Task to complete: Every line of the data that contains the string "xlabel" must be copied.

Data extract:

--------

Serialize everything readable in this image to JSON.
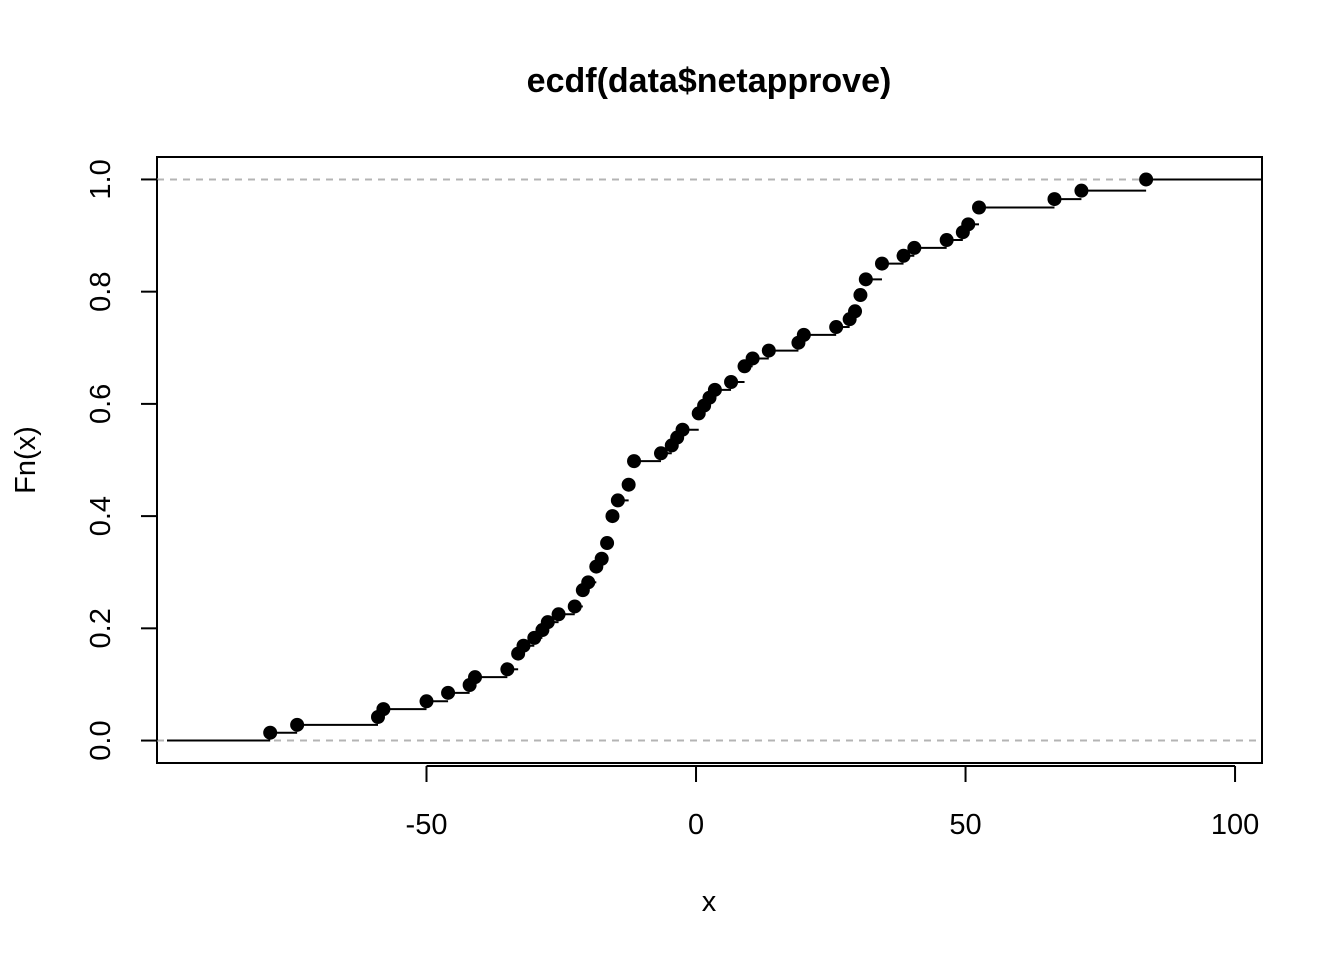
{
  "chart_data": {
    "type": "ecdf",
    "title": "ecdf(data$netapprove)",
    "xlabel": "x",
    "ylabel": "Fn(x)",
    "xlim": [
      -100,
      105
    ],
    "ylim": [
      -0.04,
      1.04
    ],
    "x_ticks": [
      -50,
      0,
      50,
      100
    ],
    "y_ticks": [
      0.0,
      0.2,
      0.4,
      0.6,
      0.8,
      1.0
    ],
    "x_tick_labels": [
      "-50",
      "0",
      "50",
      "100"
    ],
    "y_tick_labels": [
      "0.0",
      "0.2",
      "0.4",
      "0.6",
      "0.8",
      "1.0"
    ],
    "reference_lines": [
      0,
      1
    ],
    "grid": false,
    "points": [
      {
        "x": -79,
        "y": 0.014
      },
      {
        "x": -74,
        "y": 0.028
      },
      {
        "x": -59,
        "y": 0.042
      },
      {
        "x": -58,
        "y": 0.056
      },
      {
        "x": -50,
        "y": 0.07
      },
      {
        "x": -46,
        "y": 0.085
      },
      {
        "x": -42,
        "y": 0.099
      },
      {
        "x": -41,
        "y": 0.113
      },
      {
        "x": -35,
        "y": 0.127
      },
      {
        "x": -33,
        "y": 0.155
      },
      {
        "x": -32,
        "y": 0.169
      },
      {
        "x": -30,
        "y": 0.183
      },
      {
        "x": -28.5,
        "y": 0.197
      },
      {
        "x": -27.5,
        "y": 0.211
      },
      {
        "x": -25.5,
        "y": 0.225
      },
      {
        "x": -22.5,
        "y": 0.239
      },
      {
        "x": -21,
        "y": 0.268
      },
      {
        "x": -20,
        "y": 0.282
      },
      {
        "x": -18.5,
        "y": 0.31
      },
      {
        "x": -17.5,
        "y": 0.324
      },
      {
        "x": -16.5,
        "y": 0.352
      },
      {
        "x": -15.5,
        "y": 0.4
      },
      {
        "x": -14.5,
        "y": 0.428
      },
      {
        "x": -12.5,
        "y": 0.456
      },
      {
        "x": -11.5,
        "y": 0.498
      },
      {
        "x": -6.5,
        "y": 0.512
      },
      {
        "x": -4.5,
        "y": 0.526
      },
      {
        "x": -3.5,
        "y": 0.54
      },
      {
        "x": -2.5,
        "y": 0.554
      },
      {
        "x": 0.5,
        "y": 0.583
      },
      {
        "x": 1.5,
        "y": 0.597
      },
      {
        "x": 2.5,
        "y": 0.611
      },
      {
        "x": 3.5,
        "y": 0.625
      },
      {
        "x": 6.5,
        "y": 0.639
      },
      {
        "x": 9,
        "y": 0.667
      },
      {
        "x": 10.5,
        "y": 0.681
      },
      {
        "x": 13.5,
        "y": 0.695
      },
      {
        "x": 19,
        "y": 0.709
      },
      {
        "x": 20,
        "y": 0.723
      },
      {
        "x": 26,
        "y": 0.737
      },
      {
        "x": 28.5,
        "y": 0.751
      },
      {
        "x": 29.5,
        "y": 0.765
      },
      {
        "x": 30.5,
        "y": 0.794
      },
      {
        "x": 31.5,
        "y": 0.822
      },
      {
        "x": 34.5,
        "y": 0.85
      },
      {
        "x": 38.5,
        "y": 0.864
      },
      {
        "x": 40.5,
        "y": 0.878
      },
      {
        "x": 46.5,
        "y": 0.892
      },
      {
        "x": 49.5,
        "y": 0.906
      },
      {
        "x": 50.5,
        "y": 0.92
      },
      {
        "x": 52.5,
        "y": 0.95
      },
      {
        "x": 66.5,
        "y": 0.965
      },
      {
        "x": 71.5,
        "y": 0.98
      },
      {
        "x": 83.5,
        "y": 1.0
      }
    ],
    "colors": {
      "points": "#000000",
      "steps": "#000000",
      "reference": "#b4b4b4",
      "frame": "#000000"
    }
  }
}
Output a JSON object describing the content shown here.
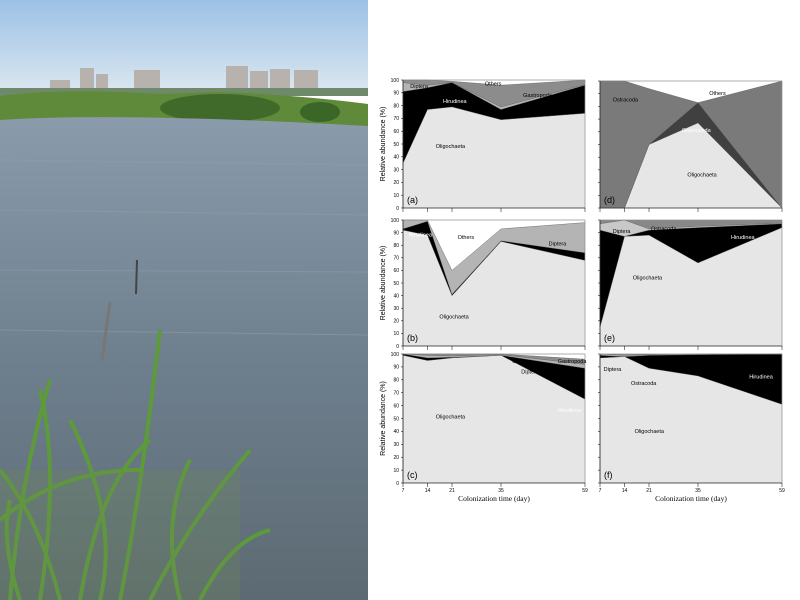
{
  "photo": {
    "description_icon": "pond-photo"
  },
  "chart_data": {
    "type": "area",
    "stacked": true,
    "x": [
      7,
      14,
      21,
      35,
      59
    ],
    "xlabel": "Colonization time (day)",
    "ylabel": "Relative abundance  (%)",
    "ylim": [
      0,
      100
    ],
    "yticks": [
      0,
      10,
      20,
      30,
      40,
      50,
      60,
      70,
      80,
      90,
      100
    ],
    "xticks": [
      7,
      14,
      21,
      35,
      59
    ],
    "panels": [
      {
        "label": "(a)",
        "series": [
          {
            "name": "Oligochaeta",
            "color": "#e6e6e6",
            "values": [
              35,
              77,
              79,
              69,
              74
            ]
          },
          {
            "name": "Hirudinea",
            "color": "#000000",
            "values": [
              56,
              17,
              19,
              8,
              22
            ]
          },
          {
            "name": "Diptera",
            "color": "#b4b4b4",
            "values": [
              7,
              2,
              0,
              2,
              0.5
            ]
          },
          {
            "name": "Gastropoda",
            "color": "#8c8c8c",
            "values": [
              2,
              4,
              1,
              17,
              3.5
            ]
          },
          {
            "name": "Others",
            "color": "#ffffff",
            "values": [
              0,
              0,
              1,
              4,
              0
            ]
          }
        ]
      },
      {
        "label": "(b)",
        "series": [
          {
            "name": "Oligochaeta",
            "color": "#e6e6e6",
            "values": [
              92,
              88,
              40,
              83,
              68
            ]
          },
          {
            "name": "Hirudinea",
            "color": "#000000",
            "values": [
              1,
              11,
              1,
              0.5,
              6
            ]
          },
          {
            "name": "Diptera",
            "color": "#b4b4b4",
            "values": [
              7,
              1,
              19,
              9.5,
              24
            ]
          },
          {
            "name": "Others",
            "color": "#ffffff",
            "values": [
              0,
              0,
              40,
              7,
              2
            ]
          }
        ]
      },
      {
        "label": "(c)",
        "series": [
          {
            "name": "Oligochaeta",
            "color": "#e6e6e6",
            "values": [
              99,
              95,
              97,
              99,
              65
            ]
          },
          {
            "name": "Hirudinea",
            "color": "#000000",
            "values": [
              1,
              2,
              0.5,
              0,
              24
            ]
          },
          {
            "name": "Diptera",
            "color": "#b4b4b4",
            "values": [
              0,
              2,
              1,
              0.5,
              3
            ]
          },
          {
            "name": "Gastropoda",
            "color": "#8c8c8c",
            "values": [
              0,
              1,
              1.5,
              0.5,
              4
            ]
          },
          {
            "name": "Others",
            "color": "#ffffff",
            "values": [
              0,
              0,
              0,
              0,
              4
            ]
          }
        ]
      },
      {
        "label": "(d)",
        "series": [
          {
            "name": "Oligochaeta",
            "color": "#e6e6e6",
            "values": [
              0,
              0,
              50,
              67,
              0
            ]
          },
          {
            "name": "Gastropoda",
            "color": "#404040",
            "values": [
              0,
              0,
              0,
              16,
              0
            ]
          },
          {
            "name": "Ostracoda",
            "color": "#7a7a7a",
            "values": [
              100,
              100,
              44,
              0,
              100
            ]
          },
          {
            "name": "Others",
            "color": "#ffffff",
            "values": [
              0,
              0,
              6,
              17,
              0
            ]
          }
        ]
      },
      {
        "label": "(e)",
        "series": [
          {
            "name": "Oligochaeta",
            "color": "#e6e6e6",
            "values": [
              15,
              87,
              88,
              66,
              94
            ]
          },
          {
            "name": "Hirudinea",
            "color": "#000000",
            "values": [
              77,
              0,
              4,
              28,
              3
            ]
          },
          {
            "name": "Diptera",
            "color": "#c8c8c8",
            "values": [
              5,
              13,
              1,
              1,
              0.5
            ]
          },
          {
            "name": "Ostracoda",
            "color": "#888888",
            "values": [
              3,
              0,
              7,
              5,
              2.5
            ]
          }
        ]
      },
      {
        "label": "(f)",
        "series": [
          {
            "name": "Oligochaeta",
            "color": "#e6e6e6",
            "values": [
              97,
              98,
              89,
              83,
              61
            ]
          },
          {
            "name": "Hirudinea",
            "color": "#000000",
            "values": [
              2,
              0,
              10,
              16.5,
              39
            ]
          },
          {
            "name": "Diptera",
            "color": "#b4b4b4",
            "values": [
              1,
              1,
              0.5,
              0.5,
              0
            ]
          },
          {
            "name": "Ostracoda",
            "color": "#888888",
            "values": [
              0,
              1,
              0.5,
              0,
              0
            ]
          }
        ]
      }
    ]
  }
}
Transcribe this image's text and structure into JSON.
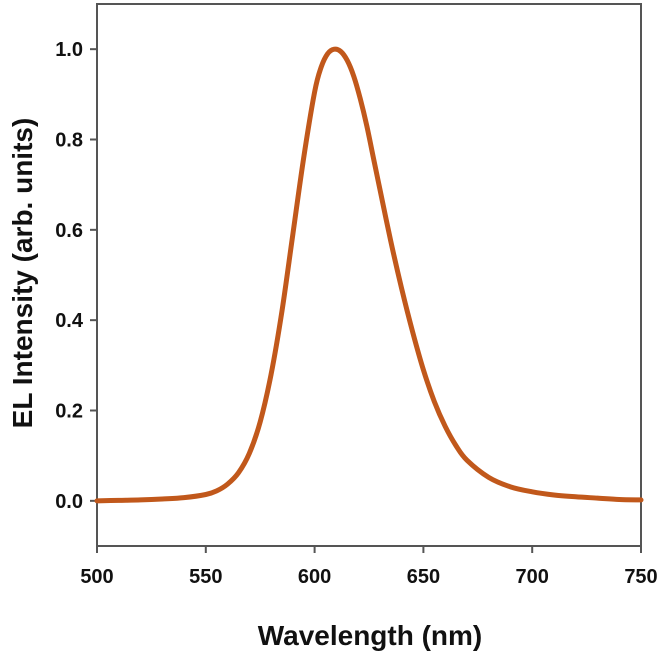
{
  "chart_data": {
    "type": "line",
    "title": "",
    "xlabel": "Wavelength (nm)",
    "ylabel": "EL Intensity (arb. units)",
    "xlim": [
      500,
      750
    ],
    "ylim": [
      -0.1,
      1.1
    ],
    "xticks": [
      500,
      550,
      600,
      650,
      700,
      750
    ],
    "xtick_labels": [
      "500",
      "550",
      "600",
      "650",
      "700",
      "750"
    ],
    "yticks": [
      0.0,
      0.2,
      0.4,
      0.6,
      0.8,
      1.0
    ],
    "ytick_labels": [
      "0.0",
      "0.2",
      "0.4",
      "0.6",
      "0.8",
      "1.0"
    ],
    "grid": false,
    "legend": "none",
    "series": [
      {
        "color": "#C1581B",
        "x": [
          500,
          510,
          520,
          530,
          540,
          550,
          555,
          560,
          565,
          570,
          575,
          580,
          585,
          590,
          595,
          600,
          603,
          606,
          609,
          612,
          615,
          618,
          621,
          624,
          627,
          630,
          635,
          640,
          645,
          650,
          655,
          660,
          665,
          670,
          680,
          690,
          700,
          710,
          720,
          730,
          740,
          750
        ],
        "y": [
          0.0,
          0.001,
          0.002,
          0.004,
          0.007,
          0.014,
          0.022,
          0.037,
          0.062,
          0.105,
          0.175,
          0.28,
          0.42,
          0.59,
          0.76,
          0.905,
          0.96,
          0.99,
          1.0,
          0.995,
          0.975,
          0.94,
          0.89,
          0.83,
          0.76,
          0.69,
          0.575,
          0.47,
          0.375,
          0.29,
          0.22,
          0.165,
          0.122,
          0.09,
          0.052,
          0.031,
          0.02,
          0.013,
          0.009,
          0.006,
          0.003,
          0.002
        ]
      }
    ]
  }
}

--------

Task answer:
    "xlabel": "x",
    "xlabel": "Colonization time (day)",
    "xlabel": "Wavelength (nm)",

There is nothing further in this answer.